_WORK TO BE COMPLETED:_ Find the string "教师和学校的合法权益" in the data, then copy every line where it is found.

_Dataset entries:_
※ ※ ※

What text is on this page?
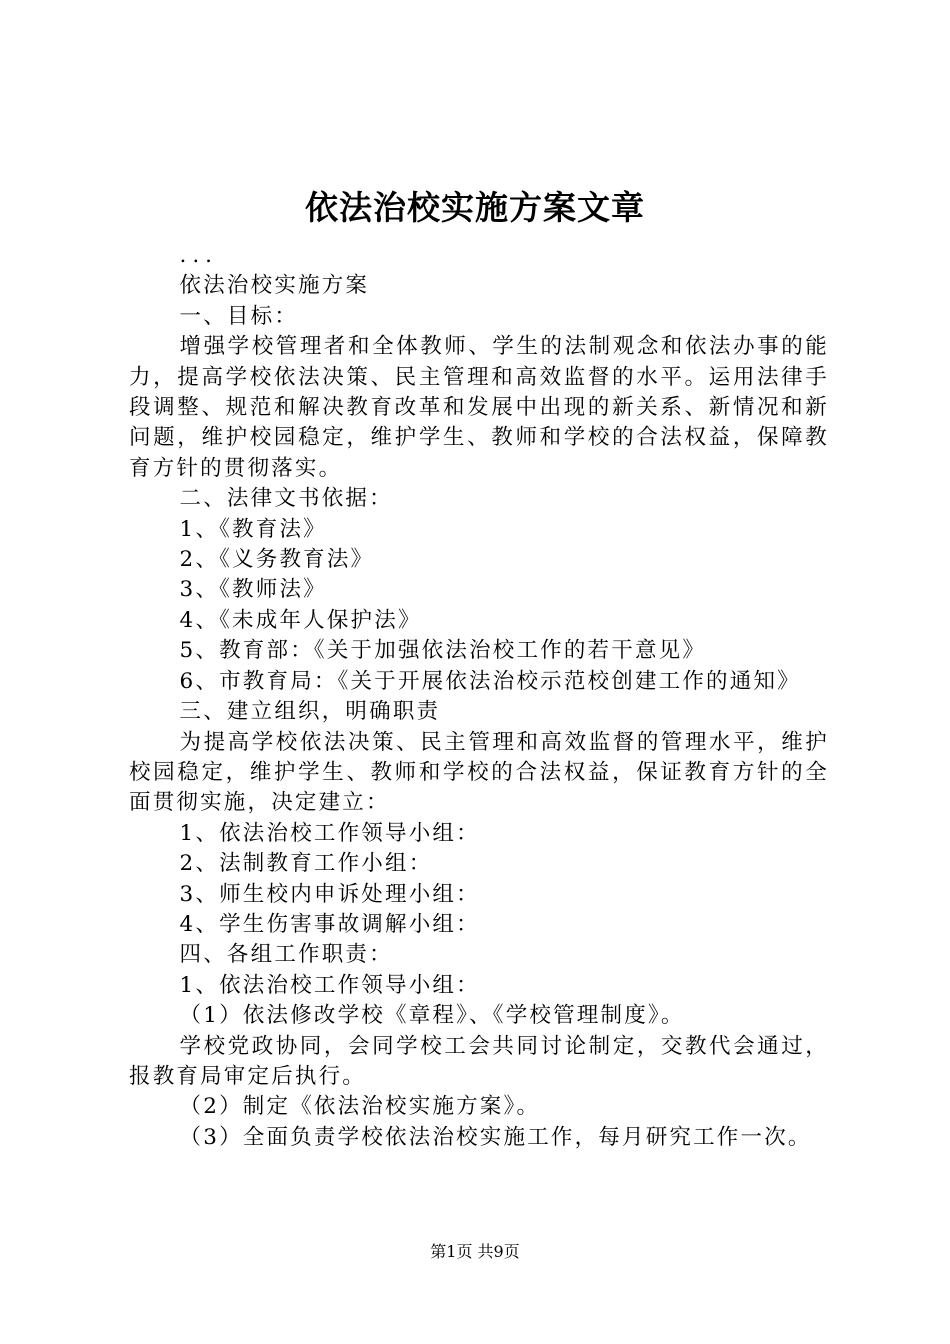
依法治校实施方案文章

...

依法治校实施方案

一、目标：

增强学校管理者和全体教师、学生的法制观念和依法办事的能力，提高学校依法决策、民主管理和高效监督的水平。运用法律手段调整、规范和解决教育改革和发展中出现的新关系、新情况和新问题，维护校园稳定，维护学生、教师和学校的合法权益，保障教育方针的贯彻落实。

二、法律文书依据：

1、《教育法》

2、《义务教育法》

3、《教师法》

4、《未成年人保护法》

5、教育部：《关于加强依法治校工作的若干意见》

6、市教育局：《关于开展依法治校示范校创建工作的通知》

三、建立组织，明确职责

为提高学校依法决策、民主管理和高效监督的管理水平，维护校园稳定，维护学生、教师和学校的合法权益，保证教育方针的全面贯彻实施，决定建立：

1、依法治校工作领导小组：

2、法制教育工作小组：

3、师生校内申诉处理小组：

4、学生伤害事故调解小组：

四、各组工作职责：

1、依法治校工作领导小组：

（1）依法修改学校《章程》、《学校管理制度》。

学校党政协同，会同学校工会共同讨论制定，交教代会通过，报教育局审定后执行。

（2）制定《依法治校实施方案》。

（3）全面负责学校依法治校实施工作，每月研究工作一次。

第1页 共9页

※ ※ ※

_SOLUTION TO THE EXERCISE:_
增强学校管理者和全体教师、学生的法制观念和依法办事的能力，提高学校依法决策、民主管理和高效监督的水平。运用法律手段调整、规范和解决教育改革和发展中出现的新关系、新情况和新问题，维护校园稳定，维护学生、教师和学校的合法权益，保障教育方针的贯彻落实。
为提高学校依法决策、民主管理和高效监督的管理水平，维护校园稳定，维护学生、教师和学校的合法权益，保证教育方针的全面贯彻实施，决定建立：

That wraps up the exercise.